**Requirements:** Retype the listing that follows, word for word.

**Entries with figure data:**
++++++

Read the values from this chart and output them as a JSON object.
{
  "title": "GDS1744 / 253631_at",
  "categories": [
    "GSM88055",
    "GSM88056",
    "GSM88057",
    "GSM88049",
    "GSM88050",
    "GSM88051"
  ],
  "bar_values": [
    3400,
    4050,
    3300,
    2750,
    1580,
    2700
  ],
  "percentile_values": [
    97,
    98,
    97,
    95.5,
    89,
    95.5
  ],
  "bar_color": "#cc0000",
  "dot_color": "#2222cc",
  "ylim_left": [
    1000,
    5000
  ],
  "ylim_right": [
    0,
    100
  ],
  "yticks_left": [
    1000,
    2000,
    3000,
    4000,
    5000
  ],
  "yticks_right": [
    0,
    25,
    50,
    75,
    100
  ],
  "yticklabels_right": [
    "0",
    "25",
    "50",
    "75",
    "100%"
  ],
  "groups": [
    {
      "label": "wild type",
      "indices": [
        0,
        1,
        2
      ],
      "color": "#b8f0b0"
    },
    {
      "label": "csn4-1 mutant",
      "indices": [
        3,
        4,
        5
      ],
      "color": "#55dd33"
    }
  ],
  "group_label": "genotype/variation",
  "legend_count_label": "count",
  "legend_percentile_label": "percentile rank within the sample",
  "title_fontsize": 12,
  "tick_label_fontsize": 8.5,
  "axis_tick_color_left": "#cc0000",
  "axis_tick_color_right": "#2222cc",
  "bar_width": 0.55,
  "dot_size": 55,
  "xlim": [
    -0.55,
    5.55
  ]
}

++++++

**Worked solution:**
Read the values from this chart and output them as a JSON object.
{
  "title": "GDS1744 / 253631_at",
  "categories": [
    "GSM88055",
    "GSM88056",
    "GSM88057",
    "GSM88049",
    "GSM88050",
    "GSM88051"
  ],
  "bar_values": [
    3400,
    4050,
    3300,
    2750,
    1580,
    2700
  ],
  "percentile_values": [
    97,
    98,
    97,
    95.5,
    89,
    95.5
  ],
  "bar_color": "#cc0000",
  "dot_color": "#2222cc",
  "ylim_left": [
    1000,
    5000
  ],
  "ylim_right": [
    0,
    100
  ],
  "yticks_left": [
    1000,
    2000,
    3000,
    4000,
    5000
  ],
  "yticks_right": [
    0,
    25,
    50,
    75,
    100
  ],
  "yticklabels_right": [
    "0",
    "25",
    "50",
    "75",
    "100%"
  ],
  "groups": [
    {
      "label": "wild type",
      "indices": [
        0,
        1,
        2
      ],
      "color": "#b8f0b0"
    },
    {
      "label": "csn4-1 mutant",
      "indices": [
        3,
        4,
        5
      ],
      "color": "#55dd33"
    }
  ],
  "group_label": "genotype/variation",
  "legend_count_label": "count",
  "legend_percentile_label": "percentile rank within the sample",
  "title_fontsize": 12,
  "tick_label_fontsize": 8.5,
  "axis_tick_color_left": "#cc0000",
  "axis_tick_color_right": "#2222cc",
  "bar_width": 0.55,
  "dot_size": 55,
  "xlim": [
    -0.55,
    5.55
  ]
}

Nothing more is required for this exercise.